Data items

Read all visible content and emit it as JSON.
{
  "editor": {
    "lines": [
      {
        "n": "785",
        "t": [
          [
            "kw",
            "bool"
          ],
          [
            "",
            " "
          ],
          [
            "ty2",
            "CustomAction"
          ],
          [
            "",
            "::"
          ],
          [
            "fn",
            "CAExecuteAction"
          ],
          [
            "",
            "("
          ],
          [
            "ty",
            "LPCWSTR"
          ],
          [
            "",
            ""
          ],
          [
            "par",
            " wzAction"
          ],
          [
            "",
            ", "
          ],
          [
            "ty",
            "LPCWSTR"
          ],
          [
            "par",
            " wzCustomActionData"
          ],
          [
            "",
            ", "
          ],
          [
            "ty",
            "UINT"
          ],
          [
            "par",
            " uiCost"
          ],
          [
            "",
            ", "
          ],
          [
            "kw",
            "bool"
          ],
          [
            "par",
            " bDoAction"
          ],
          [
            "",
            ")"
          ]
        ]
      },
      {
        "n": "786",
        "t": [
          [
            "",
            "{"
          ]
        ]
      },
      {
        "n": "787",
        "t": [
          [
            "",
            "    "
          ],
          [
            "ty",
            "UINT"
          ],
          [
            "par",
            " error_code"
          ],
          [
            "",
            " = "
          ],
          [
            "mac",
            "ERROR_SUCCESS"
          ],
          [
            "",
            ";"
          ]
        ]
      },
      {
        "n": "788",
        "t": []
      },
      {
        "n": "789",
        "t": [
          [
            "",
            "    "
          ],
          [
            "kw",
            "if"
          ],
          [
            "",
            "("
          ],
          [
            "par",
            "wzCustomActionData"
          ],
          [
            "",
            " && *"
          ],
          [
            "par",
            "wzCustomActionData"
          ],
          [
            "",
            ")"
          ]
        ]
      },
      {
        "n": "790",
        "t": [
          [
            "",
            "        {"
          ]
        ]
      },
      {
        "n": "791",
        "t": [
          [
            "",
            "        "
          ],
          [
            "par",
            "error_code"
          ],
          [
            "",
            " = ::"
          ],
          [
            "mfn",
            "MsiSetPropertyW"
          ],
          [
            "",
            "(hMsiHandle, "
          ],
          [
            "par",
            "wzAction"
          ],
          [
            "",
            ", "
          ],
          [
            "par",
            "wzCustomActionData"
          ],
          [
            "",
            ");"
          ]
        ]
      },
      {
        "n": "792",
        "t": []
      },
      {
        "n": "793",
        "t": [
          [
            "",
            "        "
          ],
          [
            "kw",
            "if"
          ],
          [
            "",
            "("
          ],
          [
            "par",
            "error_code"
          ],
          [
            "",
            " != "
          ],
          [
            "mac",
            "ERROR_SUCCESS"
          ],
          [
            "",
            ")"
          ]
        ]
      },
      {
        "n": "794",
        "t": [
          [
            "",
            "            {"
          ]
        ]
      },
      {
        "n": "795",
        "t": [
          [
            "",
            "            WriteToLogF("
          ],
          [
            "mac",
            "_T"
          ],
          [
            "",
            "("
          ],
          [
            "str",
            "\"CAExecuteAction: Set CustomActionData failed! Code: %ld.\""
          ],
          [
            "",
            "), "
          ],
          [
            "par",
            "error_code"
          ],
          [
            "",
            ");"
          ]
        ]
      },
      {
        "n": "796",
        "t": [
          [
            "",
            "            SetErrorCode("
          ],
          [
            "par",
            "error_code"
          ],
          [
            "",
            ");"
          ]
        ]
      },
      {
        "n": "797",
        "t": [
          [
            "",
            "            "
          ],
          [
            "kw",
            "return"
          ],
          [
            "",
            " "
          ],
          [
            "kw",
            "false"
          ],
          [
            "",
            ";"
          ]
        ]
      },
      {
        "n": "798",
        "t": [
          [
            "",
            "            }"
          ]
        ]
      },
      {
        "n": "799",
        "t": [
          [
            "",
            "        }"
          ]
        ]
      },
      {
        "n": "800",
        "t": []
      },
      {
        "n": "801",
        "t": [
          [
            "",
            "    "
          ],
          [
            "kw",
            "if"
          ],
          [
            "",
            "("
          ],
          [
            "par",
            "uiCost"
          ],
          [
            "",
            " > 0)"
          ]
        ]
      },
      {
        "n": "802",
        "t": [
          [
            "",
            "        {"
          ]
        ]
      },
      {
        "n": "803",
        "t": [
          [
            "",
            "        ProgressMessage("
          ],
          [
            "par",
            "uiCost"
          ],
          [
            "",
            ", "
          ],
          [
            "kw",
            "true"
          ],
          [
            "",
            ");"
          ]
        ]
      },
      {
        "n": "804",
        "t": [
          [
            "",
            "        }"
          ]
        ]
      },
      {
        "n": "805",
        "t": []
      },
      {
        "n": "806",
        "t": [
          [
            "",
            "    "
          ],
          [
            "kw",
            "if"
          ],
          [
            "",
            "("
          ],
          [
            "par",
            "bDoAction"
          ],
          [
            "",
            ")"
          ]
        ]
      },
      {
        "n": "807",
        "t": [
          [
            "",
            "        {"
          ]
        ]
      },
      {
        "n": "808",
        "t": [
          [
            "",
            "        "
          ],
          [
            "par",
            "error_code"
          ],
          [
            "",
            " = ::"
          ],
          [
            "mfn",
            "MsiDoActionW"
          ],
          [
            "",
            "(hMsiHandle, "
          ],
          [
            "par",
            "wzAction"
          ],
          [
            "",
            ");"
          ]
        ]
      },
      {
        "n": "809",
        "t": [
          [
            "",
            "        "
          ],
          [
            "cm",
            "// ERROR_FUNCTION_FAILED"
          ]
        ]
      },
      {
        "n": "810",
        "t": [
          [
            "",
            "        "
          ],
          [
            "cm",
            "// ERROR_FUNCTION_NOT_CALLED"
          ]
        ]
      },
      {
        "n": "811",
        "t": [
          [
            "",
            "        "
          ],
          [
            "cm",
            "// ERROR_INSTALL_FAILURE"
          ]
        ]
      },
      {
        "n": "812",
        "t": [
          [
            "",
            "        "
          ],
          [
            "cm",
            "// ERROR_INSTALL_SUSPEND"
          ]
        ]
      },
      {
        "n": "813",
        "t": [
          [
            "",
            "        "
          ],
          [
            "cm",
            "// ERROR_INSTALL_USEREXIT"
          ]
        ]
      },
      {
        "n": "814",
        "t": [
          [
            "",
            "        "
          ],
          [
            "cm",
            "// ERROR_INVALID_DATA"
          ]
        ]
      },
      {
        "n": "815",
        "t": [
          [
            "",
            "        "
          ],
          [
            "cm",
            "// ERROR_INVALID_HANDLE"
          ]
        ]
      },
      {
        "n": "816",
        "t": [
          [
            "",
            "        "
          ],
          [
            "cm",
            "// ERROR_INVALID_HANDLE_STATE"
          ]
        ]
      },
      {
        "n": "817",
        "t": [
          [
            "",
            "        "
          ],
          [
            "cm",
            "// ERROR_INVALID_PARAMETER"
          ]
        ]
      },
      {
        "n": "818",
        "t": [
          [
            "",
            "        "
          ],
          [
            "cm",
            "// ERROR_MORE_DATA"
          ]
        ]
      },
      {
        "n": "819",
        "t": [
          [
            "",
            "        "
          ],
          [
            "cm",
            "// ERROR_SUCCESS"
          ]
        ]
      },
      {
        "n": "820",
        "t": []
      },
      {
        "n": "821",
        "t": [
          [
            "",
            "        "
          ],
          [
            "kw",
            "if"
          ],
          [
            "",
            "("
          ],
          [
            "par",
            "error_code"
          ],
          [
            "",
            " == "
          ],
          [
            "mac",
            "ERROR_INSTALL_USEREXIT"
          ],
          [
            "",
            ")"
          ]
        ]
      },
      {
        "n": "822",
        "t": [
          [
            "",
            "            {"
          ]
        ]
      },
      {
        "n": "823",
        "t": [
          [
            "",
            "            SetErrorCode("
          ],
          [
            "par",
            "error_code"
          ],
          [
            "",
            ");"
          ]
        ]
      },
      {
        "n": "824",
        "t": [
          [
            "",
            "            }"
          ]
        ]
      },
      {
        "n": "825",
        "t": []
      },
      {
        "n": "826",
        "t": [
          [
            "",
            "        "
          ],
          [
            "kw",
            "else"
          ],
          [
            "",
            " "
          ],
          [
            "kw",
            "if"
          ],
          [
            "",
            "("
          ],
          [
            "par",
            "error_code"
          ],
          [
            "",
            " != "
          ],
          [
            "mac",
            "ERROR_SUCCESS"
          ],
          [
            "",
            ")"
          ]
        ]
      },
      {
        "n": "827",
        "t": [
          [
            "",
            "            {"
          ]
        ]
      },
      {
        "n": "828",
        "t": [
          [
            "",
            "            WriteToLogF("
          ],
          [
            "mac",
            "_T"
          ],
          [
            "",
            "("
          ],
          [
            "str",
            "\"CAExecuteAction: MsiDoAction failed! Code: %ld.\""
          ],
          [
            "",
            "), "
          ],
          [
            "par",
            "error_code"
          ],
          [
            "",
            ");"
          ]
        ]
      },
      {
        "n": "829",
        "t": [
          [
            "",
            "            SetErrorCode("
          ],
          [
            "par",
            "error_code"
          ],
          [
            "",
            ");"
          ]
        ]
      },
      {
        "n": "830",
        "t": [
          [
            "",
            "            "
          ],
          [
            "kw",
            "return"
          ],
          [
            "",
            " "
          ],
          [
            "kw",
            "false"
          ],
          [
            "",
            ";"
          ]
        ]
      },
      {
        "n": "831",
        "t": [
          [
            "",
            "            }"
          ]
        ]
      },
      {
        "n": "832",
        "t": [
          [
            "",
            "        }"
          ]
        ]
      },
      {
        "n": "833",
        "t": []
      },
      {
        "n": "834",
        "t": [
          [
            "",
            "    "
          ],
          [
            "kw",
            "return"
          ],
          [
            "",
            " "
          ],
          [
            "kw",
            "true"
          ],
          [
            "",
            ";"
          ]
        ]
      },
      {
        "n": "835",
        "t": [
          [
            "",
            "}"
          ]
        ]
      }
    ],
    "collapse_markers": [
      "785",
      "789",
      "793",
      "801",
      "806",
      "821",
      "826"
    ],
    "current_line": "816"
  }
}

• _Task statement_
Write only the number of lines in the data above that include "CAExecuteAction".

• _Output for this task_
3